> **Brief**
Print out the entries below with no edits.

> **Input for this task**
**********

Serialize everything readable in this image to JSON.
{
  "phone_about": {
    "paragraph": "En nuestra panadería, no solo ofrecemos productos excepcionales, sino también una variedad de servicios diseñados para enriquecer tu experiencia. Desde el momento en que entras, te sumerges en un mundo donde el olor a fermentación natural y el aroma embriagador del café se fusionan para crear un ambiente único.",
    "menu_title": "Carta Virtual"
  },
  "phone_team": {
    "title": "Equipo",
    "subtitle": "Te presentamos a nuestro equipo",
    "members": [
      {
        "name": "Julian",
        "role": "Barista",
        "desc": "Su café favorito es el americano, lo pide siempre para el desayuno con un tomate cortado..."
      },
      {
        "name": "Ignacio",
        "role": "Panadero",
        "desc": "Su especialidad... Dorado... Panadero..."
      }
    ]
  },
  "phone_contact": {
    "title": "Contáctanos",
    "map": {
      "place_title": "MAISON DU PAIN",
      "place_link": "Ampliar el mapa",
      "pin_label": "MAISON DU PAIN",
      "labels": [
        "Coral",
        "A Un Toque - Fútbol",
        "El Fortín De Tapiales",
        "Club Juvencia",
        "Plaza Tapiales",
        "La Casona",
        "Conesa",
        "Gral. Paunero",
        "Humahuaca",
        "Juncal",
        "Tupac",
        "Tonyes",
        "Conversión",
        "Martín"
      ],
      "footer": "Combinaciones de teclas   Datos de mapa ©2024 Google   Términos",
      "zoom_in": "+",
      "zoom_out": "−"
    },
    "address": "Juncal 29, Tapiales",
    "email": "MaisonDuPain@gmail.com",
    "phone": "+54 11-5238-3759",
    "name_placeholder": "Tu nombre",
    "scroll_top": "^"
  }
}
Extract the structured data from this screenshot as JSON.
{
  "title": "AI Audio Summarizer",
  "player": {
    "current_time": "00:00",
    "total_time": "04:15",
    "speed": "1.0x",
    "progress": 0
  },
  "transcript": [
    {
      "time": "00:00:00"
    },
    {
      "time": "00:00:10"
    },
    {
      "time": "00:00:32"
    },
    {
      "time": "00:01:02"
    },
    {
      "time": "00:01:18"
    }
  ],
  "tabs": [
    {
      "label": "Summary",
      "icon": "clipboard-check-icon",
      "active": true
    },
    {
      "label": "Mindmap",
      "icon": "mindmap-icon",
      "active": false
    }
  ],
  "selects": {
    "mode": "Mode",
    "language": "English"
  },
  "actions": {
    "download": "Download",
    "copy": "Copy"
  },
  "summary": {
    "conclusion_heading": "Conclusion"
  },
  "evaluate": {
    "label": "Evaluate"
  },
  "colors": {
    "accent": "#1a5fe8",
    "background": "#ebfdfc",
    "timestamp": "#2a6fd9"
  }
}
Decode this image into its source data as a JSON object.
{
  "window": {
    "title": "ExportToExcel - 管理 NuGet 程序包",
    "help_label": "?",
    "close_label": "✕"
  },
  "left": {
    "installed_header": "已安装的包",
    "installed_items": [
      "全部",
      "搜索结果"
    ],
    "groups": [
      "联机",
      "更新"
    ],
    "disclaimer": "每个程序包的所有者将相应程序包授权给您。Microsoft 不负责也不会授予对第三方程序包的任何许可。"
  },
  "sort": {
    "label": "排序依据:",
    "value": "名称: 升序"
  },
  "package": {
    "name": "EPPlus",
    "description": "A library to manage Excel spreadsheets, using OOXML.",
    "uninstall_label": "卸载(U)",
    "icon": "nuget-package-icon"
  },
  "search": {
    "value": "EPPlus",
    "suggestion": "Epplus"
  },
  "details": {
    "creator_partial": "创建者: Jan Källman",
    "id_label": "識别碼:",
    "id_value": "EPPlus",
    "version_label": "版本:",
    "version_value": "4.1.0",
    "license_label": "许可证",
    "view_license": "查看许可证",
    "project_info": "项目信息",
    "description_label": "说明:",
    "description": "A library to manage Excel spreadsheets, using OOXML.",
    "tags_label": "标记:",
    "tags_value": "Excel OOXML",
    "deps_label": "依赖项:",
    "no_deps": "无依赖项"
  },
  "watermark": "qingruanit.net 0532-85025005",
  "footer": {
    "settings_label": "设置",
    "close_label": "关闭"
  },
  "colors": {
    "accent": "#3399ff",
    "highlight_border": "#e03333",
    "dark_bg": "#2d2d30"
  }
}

**********

> **Task output**
Serialize everything readable in this image to JSON.
{
  "phone_about": {
    "paragraph": "En nuestra panadería, no solo ofrecemos productos excepcionales, sino también una variedad de servicios diseñados para enriquecer tu experiencia. Desde el momento en que entras, te sumerges en un mundo donde el olor a fermentación natural y el aroma embriagador del café se fusionan para crear un ambiente único.",
    "menu_title": "Carta Virtual"
  },
  "phone_team": {
    "title": "Equipo",
    "subtitle": "Te presentamos a nuestro equipo",
    "members": [
      {
        "name": "Julian",
        "role": "Barista",
        "desc": "Su café favorito es el americano, lo pide siempre para el desayuno con un tomate cortado..."
      },
      {
        "name": "Ignacio",
        "role": "Panadero",
        "desc": "Su especialidad... Dorado... Panadero..."
      }
    ]
  },
  "phone_contact": {
    "title": "Contáctanos",
    "map": {
      "place_title": "MAISON DU PAIN",
      "place_link": "Ampliar el mapa",
      "pin_label": "MAISON DU PAIN",
      "labels": [
        "Coral",
        "A Un Toque - Fútbol",
        "El Fortín De Tapiales",
        "Club Juvencia",
        "Plaza Tapiales",
        "La Casona",
        "Conesa",
        "Gral. Paunero",
        "Humahuaca",
        "Juncal",
        "Tupac",
        "Tonyes",
        "Conversión",
        "Martín"
      ],
      "footer": "Combinaciones de teclas   Datos de mapa ©2024 Google   Términos",
      "zoom_in": "+",
      "zoom_out": "−"
    },
    "address": "Juncal 29, Tapiales",
    "email": "MaisonDuPain@gmail.com",
    "phone": "+54 11-5238-3759",
    "name_placeholder": "Tu nombre",
    "scroll_top": "^"
  }
}
Extract the structured data from this screenshot as JSON.
{
  "title": "AI Audio Summarizer",
  "player": {
    "current_time": "00:00",
    "total_time": "04:15",
    "speed": "1.0x",
    "progress": 0
  },
  "transcript": [
    {
      "time": "00:00:00"
    },
    {
      "time": "00:00:10"
    },
    {
      "time": "00:00:32"
    },
    {
      "time": "00:01:02"
    },
    {
      "time": "00:01:18"
    }
  ],
  "tabs": [
    {
      "label": "Summary",
      "icon": "clipboard-check-icon",
      "active": true
    },
    {
      "label": "Mindmap",
      "icon": "mindmap-icon",
      "active": false
    }
  ],
  "selects": {
    "mode": "Mode",
    "language": "English"
  },
  "actions": {
    "download": "Download",
    "copy": "Copy"
  },
  "summary": {
    "conclusion_heading": "Conclusion"
  },
  "evaluate": {
    "label": "Evaluate"
  },
  "colors": {
    "accent": "#1a5fe8",
    "background": "#ebfdfc",
    "timestamp": "#2a6fd9"
  }
}
Decode this image into its source data as a JSON object.
{
  "window": {
    "title": "ExportToExcel - 管理 NuGet 程序包",
    "help_label": "?",
    "close_label": "✕"
  },
  "left": {
    "installed_header": "已安装的包",
    "installed_items": [
      "全部",
      "搜索结果"
    ],
    "groups": [
      "联机",
      "更新"
    ],
    "disclaimer": "每个程序包的所有者将相应程序包授权给您。Microsoft 不负责也不会授予对第三方程序包的任何许可。"
  },
  "sort": {
    "label": "排序依据:",
    "value": "名称: 升序"
  },
  "package": {
    "name": "EPPlus",
    "description": "A library to manage Excel spreadsheets, using OOXML.",
    "uninstall_label": "卸载(U)",
    "icon": "nuget-package-icon"
  },
  "search": {
    "value": "EPPlus",
    "suggestion": "Epplus"
  },
  "details": {
    "creator_partial": "创建者: Jan Källman",
    "id_label": "識别碼:",
    "id_value": "EPPlus",
    "version_label": "版本:",
    "version_value": "4.1.0",
    "license_label": "许可证",
    "view_license": "查看许可证",
    "project_info": "项目信息",
    "description_label": "说明:",
    "description": "A library to manage Excel spreadsheets, using OOXML.",
    "tags_label": "标记:",
    "tags_value": "Excel OOXML",
    "deps_label": "依赖项:",
    "no_deps": "无依赖项"
  },
  "watermark": "qingruanit.net 0532-85025005",
  "footer": {
    "settings_label": "设置",
    "close_label": "关闭"
  },
  "colors": {
    "accent": "#3399ff",
    "highlight_border": "#e03333",
    "dark_bg": "#2d2d30"
  }
}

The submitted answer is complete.